TO DO: Pull every line that holds the word "JSON" from the entries.

Records
=====
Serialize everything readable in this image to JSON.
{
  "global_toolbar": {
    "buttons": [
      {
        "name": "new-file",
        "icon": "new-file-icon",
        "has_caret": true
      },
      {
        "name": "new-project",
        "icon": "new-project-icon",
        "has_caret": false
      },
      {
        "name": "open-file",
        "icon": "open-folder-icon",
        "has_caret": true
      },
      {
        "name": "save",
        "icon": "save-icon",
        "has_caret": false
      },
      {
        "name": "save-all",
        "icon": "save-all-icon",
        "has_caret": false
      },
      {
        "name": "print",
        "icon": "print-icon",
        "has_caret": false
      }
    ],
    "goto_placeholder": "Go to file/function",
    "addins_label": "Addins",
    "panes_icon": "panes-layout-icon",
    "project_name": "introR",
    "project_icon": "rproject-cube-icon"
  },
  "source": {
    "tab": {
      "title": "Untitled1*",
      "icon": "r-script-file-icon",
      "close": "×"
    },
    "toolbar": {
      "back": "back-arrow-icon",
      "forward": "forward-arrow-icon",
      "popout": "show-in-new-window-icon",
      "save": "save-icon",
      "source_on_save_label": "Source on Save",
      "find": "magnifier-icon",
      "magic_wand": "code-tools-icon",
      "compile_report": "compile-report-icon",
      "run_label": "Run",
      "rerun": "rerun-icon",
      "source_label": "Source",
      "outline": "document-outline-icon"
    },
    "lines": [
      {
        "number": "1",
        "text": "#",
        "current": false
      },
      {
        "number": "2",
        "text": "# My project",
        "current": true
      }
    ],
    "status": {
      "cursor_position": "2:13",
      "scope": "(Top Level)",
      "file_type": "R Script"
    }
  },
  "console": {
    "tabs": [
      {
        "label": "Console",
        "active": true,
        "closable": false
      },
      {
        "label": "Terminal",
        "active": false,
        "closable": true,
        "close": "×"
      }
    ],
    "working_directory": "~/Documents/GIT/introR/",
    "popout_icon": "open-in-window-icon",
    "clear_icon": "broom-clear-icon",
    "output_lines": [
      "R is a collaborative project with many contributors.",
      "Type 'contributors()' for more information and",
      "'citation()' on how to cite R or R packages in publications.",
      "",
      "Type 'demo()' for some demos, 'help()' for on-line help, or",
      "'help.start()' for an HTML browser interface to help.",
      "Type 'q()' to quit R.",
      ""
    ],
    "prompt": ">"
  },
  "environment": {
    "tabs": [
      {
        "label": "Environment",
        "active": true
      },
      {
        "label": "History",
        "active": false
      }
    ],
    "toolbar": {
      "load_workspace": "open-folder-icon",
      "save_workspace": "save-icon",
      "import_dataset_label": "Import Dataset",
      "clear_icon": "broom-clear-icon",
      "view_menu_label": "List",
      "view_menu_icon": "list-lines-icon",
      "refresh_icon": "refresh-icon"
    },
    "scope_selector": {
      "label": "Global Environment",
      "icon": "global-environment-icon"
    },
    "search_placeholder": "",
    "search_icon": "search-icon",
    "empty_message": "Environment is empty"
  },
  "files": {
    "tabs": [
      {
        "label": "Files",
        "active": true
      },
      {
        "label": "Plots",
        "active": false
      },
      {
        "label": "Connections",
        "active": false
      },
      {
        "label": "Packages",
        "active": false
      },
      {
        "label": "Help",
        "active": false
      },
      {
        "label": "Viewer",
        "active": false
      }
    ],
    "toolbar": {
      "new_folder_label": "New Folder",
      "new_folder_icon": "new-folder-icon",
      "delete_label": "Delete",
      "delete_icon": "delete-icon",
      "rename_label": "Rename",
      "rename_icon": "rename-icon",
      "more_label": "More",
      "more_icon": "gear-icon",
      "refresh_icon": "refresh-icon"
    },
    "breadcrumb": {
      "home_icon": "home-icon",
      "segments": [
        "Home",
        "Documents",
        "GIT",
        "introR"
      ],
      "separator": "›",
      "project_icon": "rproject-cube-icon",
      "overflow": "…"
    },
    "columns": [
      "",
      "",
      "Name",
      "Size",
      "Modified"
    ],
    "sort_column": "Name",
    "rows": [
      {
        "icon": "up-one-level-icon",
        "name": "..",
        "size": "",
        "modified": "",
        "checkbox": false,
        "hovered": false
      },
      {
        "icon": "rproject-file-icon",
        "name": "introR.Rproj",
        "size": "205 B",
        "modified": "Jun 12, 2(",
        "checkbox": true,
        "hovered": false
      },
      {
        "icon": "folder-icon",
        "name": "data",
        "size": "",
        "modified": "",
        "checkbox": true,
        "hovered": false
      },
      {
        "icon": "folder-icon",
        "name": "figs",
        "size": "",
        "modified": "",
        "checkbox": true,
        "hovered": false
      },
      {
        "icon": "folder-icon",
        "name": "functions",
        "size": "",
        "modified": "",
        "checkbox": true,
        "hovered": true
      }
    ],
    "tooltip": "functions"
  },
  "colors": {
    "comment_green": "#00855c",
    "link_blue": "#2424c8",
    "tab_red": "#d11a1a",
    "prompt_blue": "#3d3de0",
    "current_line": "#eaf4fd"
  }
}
=====
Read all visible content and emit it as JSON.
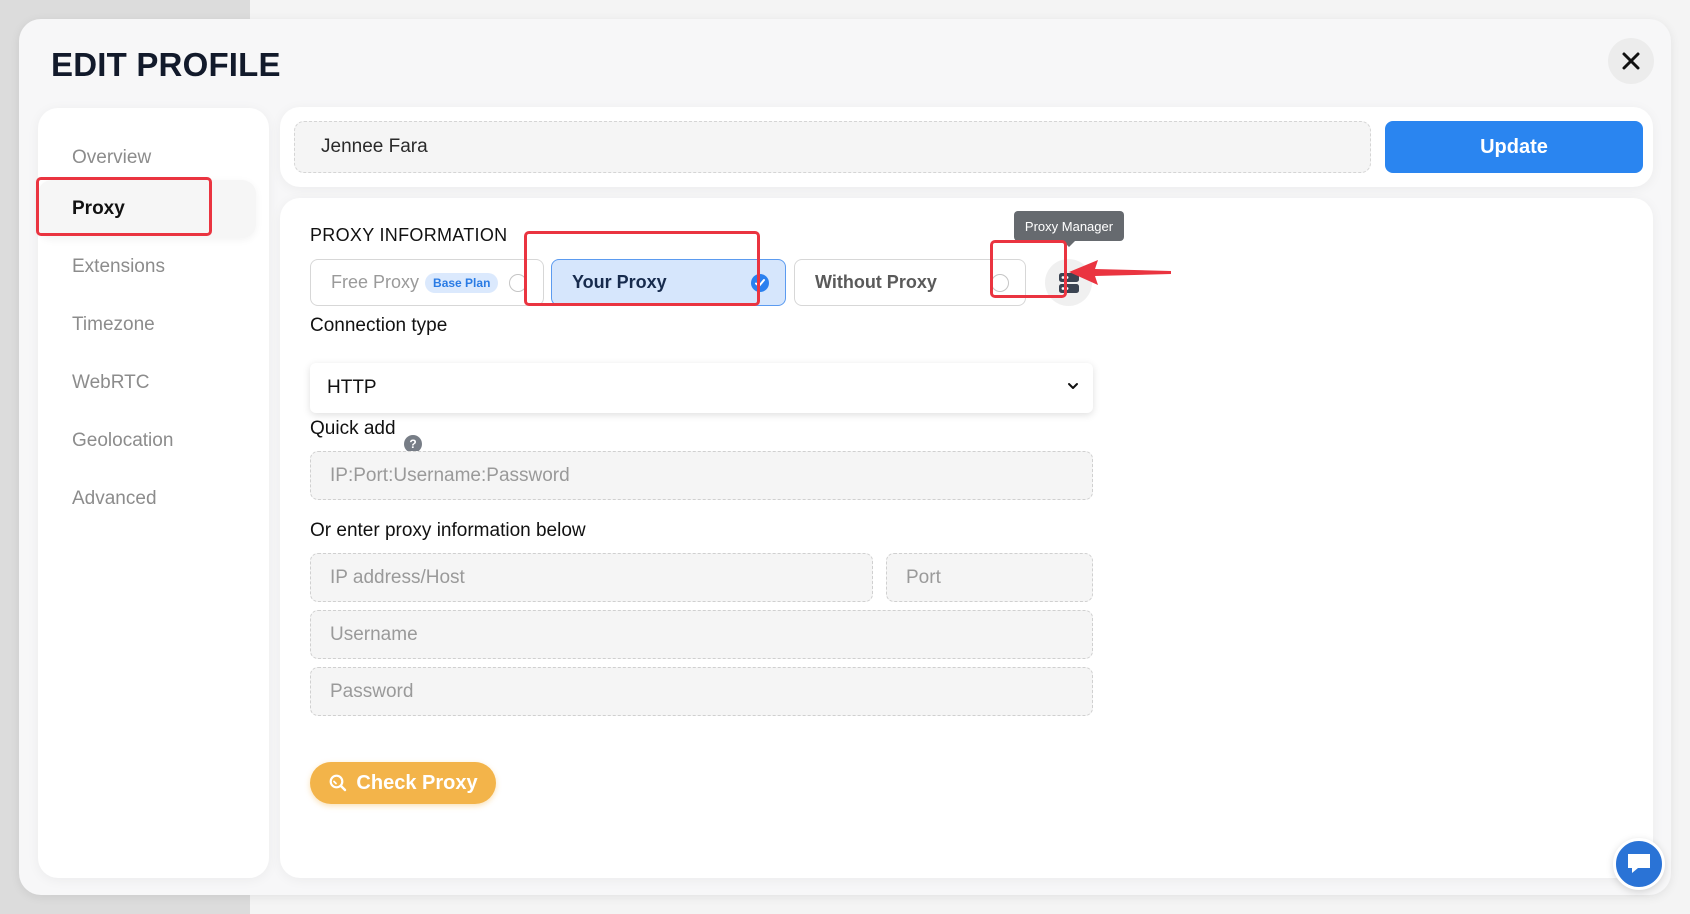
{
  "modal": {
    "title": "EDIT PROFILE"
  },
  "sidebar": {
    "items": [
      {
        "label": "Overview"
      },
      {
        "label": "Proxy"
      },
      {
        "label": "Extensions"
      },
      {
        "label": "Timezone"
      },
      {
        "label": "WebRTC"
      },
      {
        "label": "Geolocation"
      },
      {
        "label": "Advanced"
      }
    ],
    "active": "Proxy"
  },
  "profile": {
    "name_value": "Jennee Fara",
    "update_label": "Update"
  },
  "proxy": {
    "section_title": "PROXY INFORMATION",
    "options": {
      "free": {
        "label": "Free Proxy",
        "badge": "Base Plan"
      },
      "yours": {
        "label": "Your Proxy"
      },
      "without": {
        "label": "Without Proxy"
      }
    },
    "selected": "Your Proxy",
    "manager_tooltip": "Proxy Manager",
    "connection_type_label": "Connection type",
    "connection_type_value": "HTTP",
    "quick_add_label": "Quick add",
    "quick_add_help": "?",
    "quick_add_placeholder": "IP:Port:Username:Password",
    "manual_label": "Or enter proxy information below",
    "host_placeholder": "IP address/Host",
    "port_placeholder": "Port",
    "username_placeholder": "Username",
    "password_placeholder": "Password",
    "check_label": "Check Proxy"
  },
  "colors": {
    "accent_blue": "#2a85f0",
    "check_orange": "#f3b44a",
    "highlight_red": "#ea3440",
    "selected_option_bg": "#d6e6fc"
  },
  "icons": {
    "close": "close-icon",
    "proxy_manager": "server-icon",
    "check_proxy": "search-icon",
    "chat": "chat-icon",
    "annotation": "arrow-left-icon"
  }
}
=====
TASK SOLUTION:
Serialize everything readable in this image to JSON.
Read all visible content and emit it as JSON.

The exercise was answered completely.